> TASK BRIEF
Without the pictures, output the records below word for word.

+---+

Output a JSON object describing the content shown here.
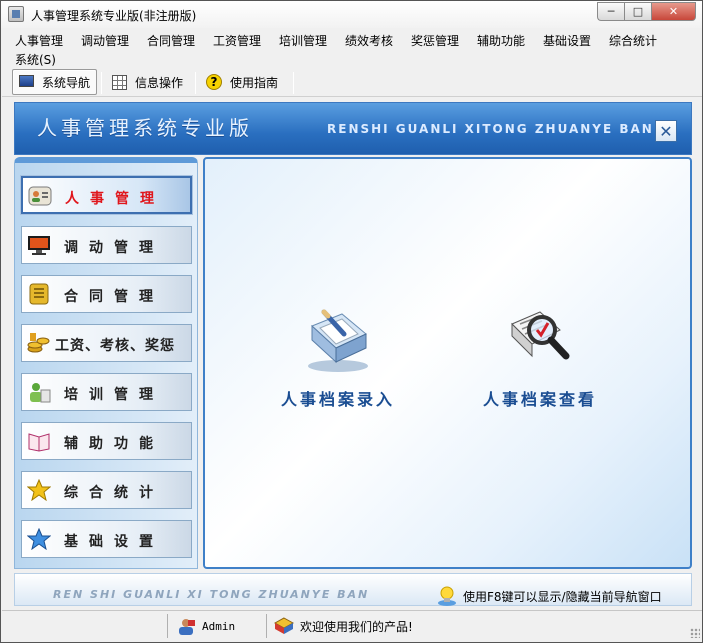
{
  "window": {
    "title": "人事管理系统专业版(非注册版)",
    "min_glyph": "─",
    "max_glyph": "□",
    "close_glyph": "✕"
  },
  "menu": {
    "items": [
      {
        "label": "人事管理"
      },
      {
        "label": "调动管理"
      },
      {
        "label": "合同管理"
      },
      {
        "label": "工资管理"
      },
      {
        "label": "培训管理"
      },
      {
        "label": "绩效考核"
      },
      {
        "label": "奖惩管理"
      },
      {
        "label": "辅助功能"
      },
      {
        "label": "基础设置"
      },
      {
        "label": "综合统计"
      },
      {
        "label": "系统(S)"
      }
    ]
  },
  "toolbar": {
    "nav_label": "系统导航",
    "info_label": "信息操作",
    "guide_label": "使用指南",
    "guide_glyph": "?"
  },
  "banner": {
    "title": "人事管理系统专业版",
    "subtitle": "RENSHI GUANLI XITONG ZHUANYE BAN",
    "close_glyph": "✕"
  },
  "nav": {
    "items": [
      {
        "label": "人事管理",
        "icon": "personnel-icon",
        "active": true
      },
      {
        "label": "调动管理",
        "icon": "monitor-icon",
        "active": false
      },
      {
        "label": "合同管理",
        "icon": "contract-icon",
        "active": false
      },
      {
        "label": "工资、考核、奖惩",
        "icon": "coins-icon",
        "active": false
      },
      {
        "label": "培训管理",
        "icon": "trainee-icon",
        "active": false
      },
      {
        "label": "辅助功能",
        "icon": "book-icon",
        "active": false
      },
      {
        "label": "综合统计",
        "icon": "star-icon",
        "active": false
      },
      {
        "label": "基础设置",
        "icon": "settings-star-icon",
        "active": false
      }
    ]
  },
  "main": {
    "actions": [
      {
        "label": "人事档案录入",
        "icon": "document-pen-icon"
      },
      {
        "label": "人事档案查看",
        "icon": "magnifier-doc-icon"
      }
    ]
  },
  "footer": {
    "pinyin": "REN SHI GUANLI XI TONG ZHUANYE BAN",
    "tip": "使用F8键可以显示/隐藏当前导航窗口"
  },
  "status": {
    "user": "Admin",
    "message": "欢迎使用我们的产品!"
  },
  "colors": {
    "accent": "#2a6fc0",
    "active_nav_text": "#e0161c",
    "action_text": "#1a4d92"
  }
}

+---+

> COMPLETED EXERCISE
Output a JSON object describing the content shown here.
{
  "window": {
    "title": "人事管理系统专业版(非注册版)",
    "min_glyph": "─",
    "max_glyph": "□",
    "close_glyph": "✕"
  },
  "menu": {
    "items": [
      {
        "label": "人事管理"
      },
      {
        "label": "调动管理"
      },
      {
        "label": "合同管理"
      },
      {
        "label": "工资管理"
      },
      {
        "label": "培训管理"
      },
      {
        "label": "绩效考核"
      },
      {
        "label": "奖惩管理"
      },
      {
        "label": "辅助功能"
      },
      {
        "label": "基础设置"
      },
      {
        "label": "综合统计"
      },
      {
        "label": "系统(S)"
      }
    ]
  },
  "toolbar": {
    "nav_label": "系统导航",
    "info_label": "信息操作",
    "guide_label": "使用指南",
    "guide_glyph": "?"
  },
  "banner": {
    "title": "人事管理系统专业版",
    "subtitle": "RENSHI GUANLI XITONG ZHUANYE BAN",
    "close_glyph": "✕"
  },
  "nav": {
    "items": [
      {
        "label": "人事管理",
        "icon": "personnel-icon",
        "active": true
      },
      {
        "label": "调动管理",
        "icon": "monitor-icon",
        "active": false
      },
      {
        "label": "合同管理",
        "icon": "contract-icon",
        "active": false
      },
      {
        "label": "工资、考核、奖惩",
        "icon": "coins-icon",
        "active": false
      },
      {
        "label": "培训管理",
        "icon": "trainee-icon",
        "active": false
      },
      {
        "label": "辅助功能",
        "icon": "book-icon",
        "active": false
      },
      {
        "label": "综合统计",
        "icon": "star-icon",
        "active": false
      },
      {
        "label": "基础设置",
        "icon": "settings-star-icon",
        "active": false
      }
    ]
  },
  "main": {
    "actions": [
      {
        "label": "人事档案录入",
        "icon": "document-pen-icon"
      },
      {
        "label": "人事档案查看",
        "icon": "magnifier-doc-icon"
      }
    ]
  },
  "footer": {
    "pinyin": "REN SHI GUANLI XI TONG ZHUANYE BAN",
    "tip": "使用F8键可以显示/隐藏当前导航窗口"
  },
  "status": {
    "user": "Admin",
    "message": "欢迎使用我们的产品!"
  },
  "colors": {
    "accent": "#2a6fc0",
    "active_nav_text": "#e0161c",
    "action_text": "#1a4d92"
  }
}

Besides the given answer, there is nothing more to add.